WORK TO BE COMPLETED: Extract every line that contains the word "blessures".

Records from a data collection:
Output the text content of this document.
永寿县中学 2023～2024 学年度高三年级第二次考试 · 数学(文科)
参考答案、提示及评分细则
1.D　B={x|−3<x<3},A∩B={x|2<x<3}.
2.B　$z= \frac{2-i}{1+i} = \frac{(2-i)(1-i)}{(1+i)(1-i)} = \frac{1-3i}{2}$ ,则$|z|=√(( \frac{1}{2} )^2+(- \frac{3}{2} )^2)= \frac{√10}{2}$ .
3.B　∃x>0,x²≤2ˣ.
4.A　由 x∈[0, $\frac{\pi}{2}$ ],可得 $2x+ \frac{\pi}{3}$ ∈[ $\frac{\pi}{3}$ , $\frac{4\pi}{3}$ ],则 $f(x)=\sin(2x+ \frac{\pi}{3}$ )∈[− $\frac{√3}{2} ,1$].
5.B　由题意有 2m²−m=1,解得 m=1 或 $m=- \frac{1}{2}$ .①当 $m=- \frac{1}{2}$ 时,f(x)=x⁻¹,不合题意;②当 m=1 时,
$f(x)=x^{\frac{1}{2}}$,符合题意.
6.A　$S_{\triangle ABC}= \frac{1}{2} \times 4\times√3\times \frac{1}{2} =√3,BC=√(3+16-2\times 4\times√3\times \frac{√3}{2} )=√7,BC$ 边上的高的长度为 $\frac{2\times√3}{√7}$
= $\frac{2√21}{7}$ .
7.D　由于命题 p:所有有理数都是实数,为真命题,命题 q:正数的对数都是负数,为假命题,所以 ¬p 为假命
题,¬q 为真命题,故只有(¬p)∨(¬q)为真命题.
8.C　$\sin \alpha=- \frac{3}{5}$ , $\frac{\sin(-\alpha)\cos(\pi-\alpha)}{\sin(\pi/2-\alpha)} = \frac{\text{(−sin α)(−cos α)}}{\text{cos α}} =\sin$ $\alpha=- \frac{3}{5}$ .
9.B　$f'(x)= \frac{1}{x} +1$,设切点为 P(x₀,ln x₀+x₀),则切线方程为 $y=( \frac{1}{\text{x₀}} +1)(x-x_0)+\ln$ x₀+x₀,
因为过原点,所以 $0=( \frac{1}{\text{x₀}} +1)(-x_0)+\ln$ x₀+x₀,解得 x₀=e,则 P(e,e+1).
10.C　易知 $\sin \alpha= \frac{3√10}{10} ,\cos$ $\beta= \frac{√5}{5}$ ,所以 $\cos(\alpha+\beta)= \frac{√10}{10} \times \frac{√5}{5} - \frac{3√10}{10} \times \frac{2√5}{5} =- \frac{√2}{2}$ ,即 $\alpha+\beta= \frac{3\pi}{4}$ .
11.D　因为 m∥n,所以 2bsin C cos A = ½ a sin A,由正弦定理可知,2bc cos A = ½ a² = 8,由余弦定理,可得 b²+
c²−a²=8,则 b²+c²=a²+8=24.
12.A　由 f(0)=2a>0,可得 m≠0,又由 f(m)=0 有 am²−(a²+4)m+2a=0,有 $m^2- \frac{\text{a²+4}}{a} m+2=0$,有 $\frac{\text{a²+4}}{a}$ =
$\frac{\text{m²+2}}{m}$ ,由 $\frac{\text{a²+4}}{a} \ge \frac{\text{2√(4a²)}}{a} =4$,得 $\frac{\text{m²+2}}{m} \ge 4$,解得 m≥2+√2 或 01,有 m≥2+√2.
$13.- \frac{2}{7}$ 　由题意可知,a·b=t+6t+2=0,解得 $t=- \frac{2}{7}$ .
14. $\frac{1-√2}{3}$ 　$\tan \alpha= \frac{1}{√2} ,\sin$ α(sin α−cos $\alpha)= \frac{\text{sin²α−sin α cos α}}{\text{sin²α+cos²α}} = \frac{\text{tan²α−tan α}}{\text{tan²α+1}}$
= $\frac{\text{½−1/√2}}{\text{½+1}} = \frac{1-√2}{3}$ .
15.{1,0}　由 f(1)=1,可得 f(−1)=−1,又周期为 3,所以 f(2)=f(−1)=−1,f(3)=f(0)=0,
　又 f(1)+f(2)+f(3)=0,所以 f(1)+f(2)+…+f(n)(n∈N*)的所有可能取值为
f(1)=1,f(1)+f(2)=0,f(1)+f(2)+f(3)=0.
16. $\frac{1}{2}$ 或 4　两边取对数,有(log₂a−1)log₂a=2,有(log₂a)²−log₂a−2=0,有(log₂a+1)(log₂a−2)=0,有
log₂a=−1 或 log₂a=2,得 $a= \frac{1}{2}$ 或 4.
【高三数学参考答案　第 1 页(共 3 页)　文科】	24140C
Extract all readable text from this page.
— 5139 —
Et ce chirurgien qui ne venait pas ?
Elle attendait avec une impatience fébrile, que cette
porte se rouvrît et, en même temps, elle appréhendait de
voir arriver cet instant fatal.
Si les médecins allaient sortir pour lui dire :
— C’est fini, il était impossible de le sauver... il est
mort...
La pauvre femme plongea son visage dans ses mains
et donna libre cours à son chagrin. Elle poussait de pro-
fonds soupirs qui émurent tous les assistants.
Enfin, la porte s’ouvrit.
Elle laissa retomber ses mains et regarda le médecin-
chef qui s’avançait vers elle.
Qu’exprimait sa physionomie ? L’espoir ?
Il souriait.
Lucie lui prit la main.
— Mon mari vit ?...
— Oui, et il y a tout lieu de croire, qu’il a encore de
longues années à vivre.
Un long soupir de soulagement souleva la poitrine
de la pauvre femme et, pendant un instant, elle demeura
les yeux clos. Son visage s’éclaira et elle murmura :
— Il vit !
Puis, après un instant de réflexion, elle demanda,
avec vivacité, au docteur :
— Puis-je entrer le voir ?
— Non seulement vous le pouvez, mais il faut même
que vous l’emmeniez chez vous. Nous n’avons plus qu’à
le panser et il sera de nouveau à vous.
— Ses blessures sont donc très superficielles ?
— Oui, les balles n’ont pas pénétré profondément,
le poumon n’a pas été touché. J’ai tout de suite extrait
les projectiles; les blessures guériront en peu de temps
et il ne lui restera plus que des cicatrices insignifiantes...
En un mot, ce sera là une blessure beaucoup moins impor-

WRITTEN ANSWER:
— Ses blessures sont donc très superficielles ?
les projectiles; les blessures guériront en peu de temps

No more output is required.